_GIVEN TASK A_.
Answer these questions using the passage on Spy magazine:
(i) In which issue of Spy did the Philip Weiss piece on the Bohemian Grove appear?
(ii) Over how many pages of the magazine is that piece spread?
(iii) Which film director and theorist did Windolf bring up?
BEGIN PASSAGE PROVIDED
The two of us had thumbed through the Spy anthology and he had been pointing admiringly to lots of its pieces and features. We both found ourselves doing what one always does looking at that book: Wondering where the energy came from to be so enervated about the culture, to have it sprout out so easily, so messily and so perfectly on the page. 

Windolf, a former editor at the Spy-inflected New York Observer (where I also worked, though not at the same time) wasn't really contradicting himself about that feeling of indigestion. 

Much of the web is an endless array of little bites one after the other, a Tapas restaurant from hell. At some point you walk away from the table and pay an astronomical bill, but those little bites are still arriving at other tables, piling up in your absence, swimming in garlic and grease. It's possible that nothing you've tasted yet is as important or as good as the things now accumulating there, you think, as you make the difficult choice to walk away.

Spy was something else: A big, rich meal, served at a white tablecloth, course after course. Before long, dawdling over each plate becomes something you do in the hopes that someone will take it away, and that suddenly you'll be given a cup of coffee, or some other sign that your gluttony was near an end. And then you got it: the last page of the magazine. You wouldn't be eating again that way for a month.

Windolf pointed to a piece by Philip Weiss that appeared in the November, 1989 issue of Spy, called "Masters of the Universe Go to Camp: Inside the Bohemian Grove."

The piece clocks in at 10,000 words—hardly the stuff to down between courses of data entry or legal briefs or stock trades. But it is also spread out in the magazine over 13 pages, giving each page a very luxurious average for cartoons, photos, and sidebars.

"Spy always seemed like it was fighting the limits of what you could do with print," Windolf said. 

There are lots of reasons publishers of magazines, long-form journalism and nonfiction writing and the like have hailed the coming of the iPad. The boring part of all that is whether the simple fact of the new platform allows publishers a pretense to start charging for content. The interesting part is what happens when publishers, many of whom have for some reason or another never really taken the time to develop a language for their literary ambitions on the Internet, actually begin doing so for the iPad.

Windolf brought up the early Soviet film director and theorist Sergei Eisenstein.

"In early film, someone had to invent the grammar of it," he said. "That you have a shot of someone looking to the right, and then cut to someone looking to the left, that they are looking at each other—that was invented. They had to invent the grammar of film."
END PASSAGE PROVIDED
BEGIN ITEMS
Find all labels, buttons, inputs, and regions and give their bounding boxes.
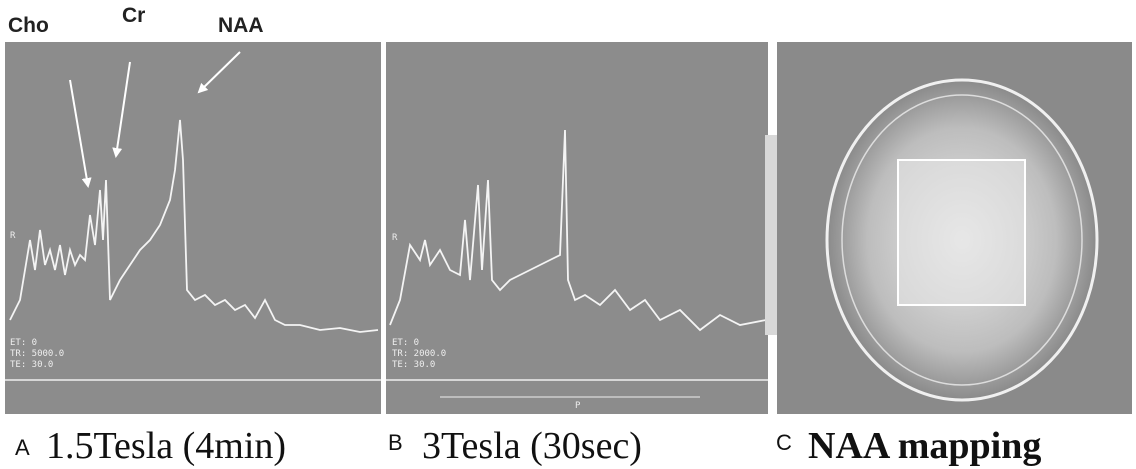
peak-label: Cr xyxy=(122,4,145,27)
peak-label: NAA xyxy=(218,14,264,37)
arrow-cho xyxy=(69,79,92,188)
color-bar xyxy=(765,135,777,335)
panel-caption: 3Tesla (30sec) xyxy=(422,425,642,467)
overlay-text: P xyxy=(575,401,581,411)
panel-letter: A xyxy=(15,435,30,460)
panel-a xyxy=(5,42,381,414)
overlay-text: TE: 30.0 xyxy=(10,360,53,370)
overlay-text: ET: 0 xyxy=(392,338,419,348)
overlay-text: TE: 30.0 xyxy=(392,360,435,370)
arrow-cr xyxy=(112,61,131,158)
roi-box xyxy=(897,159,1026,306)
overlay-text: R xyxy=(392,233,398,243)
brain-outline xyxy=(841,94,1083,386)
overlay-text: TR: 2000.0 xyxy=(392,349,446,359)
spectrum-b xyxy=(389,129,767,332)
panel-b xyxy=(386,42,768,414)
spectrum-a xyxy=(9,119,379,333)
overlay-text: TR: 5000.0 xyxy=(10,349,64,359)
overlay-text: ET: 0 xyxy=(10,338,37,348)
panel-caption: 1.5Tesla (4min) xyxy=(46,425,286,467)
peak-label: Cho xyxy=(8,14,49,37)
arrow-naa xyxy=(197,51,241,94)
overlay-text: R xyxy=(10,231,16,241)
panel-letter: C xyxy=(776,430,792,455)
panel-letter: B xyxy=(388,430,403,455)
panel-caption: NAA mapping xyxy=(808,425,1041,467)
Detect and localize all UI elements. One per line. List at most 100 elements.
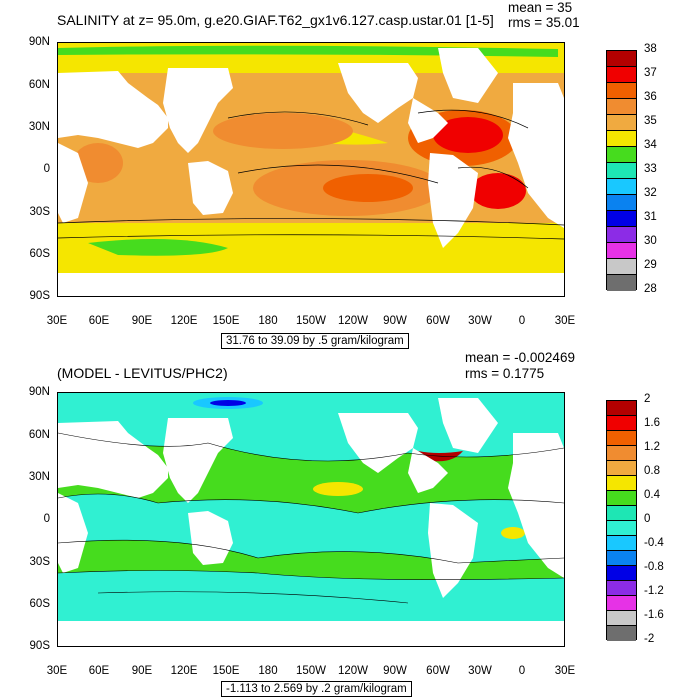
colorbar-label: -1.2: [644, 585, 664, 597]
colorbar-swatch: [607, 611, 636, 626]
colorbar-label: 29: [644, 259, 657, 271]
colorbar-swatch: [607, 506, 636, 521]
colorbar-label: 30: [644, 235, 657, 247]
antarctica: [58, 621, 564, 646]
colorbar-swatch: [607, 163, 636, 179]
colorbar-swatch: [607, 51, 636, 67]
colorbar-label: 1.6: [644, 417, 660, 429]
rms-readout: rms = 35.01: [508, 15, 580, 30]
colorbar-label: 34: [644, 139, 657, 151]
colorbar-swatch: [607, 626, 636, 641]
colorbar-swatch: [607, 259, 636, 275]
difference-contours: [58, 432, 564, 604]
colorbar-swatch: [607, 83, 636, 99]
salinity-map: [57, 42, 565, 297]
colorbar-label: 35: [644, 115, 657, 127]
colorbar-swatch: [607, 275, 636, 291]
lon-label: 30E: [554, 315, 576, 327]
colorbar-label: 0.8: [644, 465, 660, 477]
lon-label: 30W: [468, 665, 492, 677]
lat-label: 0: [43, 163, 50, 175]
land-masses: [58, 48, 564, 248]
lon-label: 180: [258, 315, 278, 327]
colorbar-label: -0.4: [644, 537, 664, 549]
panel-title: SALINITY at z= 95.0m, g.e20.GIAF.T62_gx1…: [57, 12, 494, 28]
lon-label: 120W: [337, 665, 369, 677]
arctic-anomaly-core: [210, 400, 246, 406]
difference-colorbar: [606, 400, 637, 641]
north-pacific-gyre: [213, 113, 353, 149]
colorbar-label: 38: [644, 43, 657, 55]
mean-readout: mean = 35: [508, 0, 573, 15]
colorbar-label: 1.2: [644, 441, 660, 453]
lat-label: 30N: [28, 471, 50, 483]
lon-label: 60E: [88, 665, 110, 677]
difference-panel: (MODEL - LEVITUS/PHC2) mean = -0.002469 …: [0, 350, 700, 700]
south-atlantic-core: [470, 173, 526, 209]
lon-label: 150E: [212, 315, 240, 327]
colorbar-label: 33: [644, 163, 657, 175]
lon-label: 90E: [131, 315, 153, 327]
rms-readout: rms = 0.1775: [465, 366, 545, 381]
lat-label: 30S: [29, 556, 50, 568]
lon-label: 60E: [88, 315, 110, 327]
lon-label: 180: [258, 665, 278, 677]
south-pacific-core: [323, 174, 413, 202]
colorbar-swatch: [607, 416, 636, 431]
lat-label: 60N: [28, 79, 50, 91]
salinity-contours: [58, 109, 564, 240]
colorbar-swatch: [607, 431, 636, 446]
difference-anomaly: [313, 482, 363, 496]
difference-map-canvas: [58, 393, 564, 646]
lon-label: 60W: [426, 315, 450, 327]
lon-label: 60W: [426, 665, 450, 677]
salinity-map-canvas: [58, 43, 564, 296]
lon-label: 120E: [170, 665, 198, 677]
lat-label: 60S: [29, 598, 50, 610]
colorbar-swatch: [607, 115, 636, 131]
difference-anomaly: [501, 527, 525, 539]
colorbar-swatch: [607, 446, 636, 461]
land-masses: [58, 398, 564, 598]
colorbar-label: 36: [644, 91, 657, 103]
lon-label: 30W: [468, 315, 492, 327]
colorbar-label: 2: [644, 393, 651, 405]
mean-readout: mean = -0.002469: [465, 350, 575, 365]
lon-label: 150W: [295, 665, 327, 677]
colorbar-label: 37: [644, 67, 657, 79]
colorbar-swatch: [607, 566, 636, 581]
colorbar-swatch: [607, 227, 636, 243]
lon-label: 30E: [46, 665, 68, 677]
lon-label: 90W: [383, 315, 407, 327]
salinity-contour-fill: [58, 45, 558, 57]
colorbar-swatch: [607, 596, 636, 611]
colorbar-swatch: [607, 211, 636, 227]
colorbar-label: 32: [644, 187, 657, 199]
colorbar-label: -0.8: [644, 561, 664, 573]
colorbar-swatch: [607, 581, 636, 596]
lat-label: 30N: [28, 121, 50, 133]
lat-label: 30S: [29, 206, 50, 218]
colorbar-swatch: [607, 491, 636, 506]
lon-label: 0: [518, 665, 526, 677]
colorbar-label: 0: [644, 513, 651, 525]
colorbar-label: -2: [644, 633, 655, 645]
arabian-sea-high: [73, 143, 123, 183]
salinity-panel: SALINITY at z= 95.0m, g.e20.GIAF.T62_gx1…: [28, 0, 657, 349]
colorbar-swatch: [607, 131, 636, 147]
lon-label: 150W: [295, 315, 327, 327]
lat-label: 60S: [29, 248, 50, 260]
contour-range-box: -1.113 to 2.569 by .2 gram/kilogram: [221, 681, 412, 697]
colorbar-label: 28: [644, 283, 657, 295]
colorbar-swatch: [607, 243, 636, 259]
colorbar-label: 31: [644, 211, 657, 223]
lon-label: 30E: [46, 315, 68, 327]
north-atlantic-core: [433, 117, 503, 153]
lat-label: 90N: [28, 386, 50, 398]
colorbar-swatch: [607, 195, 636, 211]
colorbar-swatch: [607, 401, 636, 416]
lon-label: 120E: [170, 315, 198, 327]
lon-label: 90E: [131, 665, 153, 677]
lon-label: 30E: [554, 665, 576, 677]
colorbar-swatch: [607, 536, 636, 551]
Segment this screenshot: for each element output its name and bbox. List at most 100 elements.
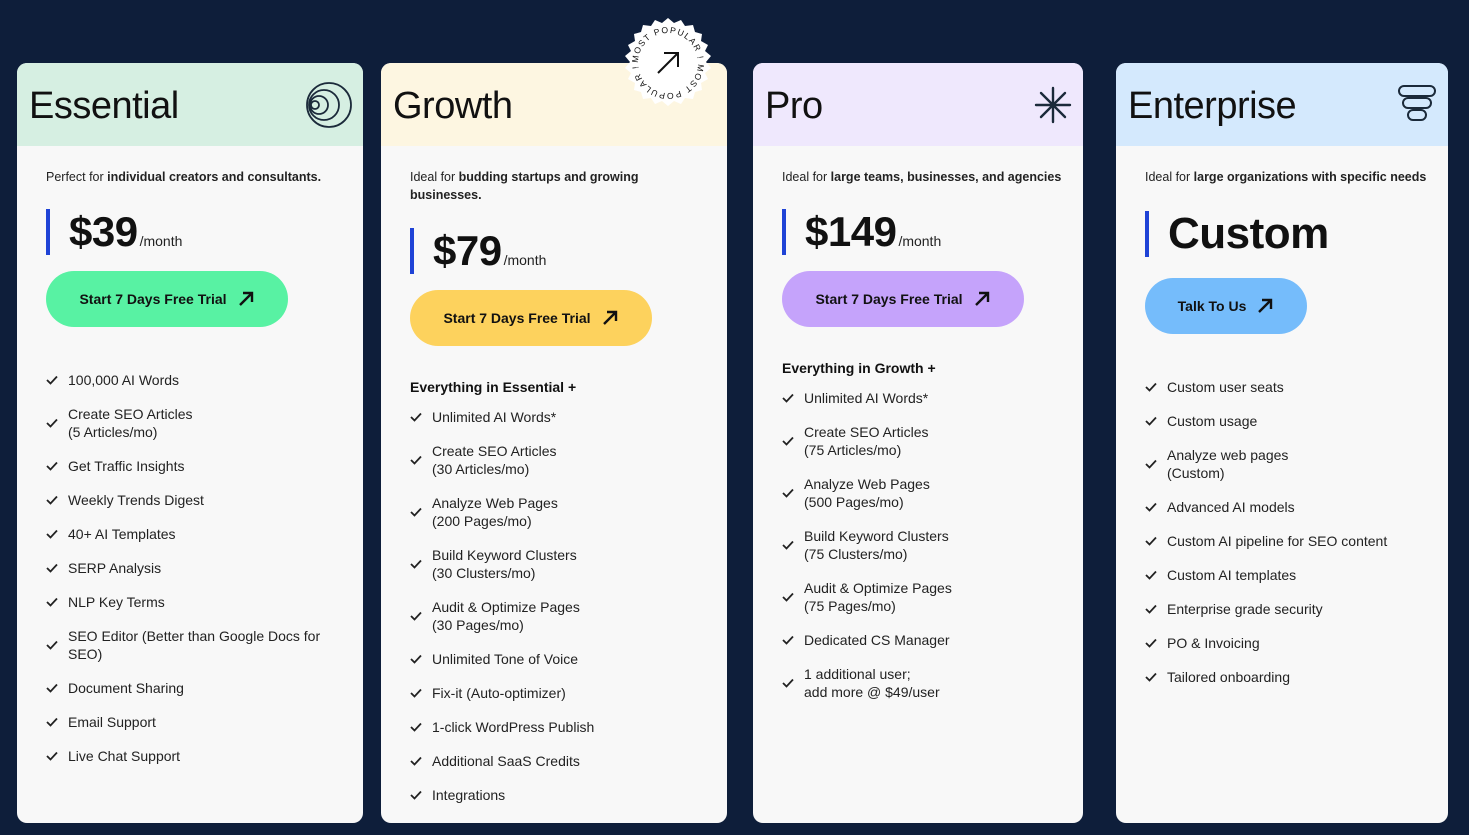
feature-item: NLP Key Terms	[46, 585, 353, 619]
END ITEMS
_GIVEN TASK B_.
Duplicate the lines of the entries starting at the line that contains "colorbar-label: -1.2: [644, 585, 664, 597]" and ending at the line that contains "colorbar-label: -0.4: [644, 537, 664, 549]", with both of those lines included.

_TASK RESPONSE A_.
(i) The November, 1989 issue.
(ii) 13 pages.
(iii) Sergei Eisenstein.

_TASK RESPONSE B_.
colorbar-label: -1.2: [644, 585, 664, 597]
colorbar-swatch: [607, 611, 636, 626]
colorbar-label: 29: [644, 259, 657, 271]
colorbar-swatch: [607, 506, 636, 521]
colorbar-label: 30: [644, 235, 657, 247]
antarctica: [58, 621, 564, 646]
colorbar-swatch: [607, 163, 636, 179]
colorbar-swatch: [607, 51, 636, 67]
colorbar-label: 1.6: [644, 417, 660, 429]
rms-readout: rms = 35.01: [508, 15, 580, 30]
colorbar-label: 34: [644, 139, 657, 151]
colorbar-swatch: [607, 626, 636, 641]
colorbar-swatch: [607, 259, 636, 275]
difference-contours: [58, 432, 564, 604]
colorbar-swatch: [607, 83, 636, 99]
salinity-map: [57, 42, 565, 297]
colorbar-label: 35: [644, 115, 657, 127]
colorbar-swatch: [607, 275, 636, 291]
lon-label: 30E: [554, 315, 576, 327]
colorbar-label: 0.8: [644, 465, 660, 477]
lon-label: 30W: [468, 665, 492, 677]
lat-label: 0: [43, 163, 50, 175]
land-masses: [58, 48, 564, 248]
lon-label: 180: [258, 315, 278, 327]
colorbar-label: -0.4: [644, 537, 664, 549]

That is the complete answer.